La sorpresa inesperada
Ha sido para muchos de nosotros una noticia que nos ha hecho pensar en lo que realmente importa, en lo que vale la pena mirar de frente y escudriñar qué mensaje se nos puede estar deslizando ante algo que nos desborda y que no logran gestionar ni controlar nuestros mandos de la máquina global.
Un día cualquiera hace poco más de una semana, sin cita previa ni previsible, un compañero y querido hermano, D. Juan del Río, arzobispo castrense, entró en el hospital aquejado por el mal de la pandemia que nos zarandea. En tan sólo unos días se agravó tanto su cuadro clínico que fallecía sin poder despedirse de los suyos, ni ordenar papeles y asuntos varios, sin reajustar cosas pendientes o delegarlas a buen recaudo. Así, con esa impostura que no admite negociación alguna, este buen hermano inició su último viaje hacia esa tierra y casa de las que todos somos lentos peregrinos y humildes viandantes. Él era amigo de comunicar de todos los modos posibles la vida de evangelio que llevaba dentro, y puso un último mensaje en su cuenta de twitter desconociendo que era el más postrero y decisivo de todos: «Hay que estar preparados para encajar las sorpresas buenas y malas de la vida, en las cuales también está Dios, aunque a veces no lo veamos. Por eso hay que suplicar: “Señor enséñanos a calcular nuestros años”(Sal 90)». Impresionante.

Qué hacer:
[1] Vuelve a escribir, sin cambiar nada, el tramo del texto de partida que va desde "La sorpresa inesperada" hasta "la máquina global.".
[2] Pasa al inglés esta oración del texto de partida: "Un día cualquiera hace poco más de una semana, sin cita previa ni previsible, un compañero y querido hermano, D. Juan del Río, arzobispo castrense, entró en el hospital aquejado por el mal de la pandemia que nos zarandea."
Las filas son material aparte, sin relación con el texto de partida.

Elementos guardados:
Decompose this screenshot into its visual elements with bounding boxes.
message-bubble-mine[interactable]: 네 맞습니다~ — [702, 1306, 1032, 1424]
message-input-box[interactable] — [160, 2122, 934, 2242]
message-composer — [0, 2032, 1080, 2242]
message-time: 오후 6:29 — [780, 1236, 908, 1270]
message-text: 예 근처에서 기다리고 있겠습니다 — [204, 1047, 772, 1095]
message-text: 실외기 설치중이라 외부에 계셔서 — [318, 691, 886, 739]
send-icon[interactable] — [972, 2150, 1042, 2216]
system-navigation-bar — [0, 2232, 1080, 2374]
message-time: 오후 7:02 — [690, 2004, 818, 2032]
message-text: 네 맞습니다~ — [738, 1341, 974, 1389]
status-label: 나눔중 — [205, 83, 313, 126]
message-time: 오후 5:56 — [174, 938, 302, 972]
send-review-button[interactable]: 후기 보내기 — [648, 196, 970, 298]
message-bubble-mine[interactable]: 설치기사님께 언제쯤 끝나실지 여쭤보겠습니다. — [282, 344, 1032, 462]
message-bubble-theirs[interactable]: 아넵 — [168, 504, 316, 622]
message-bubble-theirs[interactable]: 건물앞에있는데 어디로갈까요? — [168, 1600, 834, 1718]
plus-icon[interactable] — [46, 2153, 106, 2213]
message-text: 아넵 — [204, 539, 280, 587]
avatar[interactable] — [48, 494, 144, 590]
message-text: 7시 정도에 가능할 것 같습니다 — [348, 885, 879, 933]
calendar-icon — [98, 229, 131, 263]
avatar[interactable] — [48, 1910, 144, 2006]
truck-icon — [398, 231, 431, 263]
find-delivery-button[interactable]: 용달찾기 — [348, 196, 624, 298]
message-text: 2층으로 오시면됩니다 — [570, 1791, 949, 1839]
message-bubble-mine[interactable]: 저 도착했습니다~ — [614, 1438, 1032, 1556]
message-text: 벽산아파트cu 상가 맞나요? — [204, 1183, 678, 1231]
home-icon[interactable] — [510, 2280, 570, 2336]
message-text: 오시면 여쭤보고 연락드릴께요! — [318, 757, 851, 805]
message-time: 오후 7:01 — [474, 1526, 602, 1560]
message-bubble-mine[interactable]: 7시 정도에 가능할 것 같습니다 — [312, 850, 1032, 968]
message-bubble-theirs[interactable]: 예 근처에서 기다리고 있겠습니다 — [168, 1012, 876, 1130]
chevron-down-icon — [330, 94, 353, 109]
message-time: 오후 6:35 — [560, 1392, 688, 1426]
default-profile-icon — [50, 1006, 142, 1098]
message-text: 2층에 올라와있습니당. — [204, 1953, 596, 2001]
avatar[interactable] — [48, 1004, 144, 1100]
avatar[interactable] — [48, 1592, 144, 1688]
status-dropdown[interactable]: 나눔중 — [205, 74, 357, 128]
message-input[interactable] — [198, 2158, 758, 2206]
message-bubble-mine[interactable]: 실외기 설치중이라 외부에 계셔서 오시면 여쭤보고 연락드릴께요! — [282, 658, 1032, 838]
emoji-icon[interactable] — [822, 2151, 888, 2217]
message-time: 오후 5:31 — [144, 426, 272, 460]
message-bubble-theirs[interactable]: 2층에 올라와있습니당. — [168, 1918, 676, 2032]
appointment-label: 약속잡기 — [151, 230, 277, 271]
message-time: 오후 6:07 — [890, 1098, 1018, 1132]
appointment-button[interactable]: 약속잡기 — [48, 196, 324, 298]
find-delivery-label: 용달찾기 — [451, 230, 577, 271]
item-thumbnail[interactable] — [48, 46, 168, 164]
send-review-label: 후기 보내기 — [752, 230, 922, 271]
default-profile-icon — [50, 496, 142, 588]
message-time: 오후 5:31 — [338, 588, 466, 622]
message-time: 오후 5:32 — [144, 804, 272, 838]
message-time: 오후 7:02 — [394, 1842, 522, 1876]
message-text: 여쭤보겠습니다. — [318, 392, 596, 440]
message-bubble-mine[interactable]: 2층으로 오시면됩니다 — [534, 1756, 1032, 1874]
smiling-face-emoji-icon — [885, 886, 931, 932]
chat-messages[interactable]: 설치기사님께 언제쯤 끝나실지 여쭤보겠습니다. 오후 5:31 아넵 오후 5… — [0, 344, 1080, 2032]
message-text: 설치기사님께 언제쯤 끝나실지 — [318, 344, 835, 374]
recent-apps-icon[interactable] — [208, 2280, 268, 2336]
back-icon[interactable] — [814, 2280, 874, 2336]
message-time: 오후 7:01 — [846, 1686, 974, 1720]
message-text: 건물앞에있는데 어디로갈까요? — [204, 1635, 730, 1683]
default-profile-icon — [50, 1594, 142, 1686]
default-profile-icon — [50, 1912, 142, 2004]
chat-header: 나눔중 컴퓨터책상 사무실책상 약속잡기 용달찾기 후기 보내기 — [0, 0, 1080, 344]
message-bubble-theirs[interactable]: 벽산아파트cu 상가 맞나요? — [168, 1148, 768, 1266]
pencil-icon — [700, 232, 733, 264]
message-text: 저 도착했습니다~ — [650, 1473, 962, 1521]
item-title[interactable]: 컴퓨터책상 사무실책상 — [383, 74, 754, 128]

Respuestas por tarea:
[1]
La sorpresa inesperada
Ha sido para muchos de nosotros una noticia que nos ha hecho pensar en lo que realmente importa, en lo que vale la pena mirar de frente y escudriñar qué mensaje se nos puede estar deslizando ante algo que nos desborda y que no logran gestionar ni controlar nuestros mandos de la máquina global.

[2] One ordinary day a little over a week ago, unannounced and unforeseen, a colleague and dear brother, D. Juan del Río, military archbishop, went into the hospital stricken by the illness of the pandemic that is shaking us.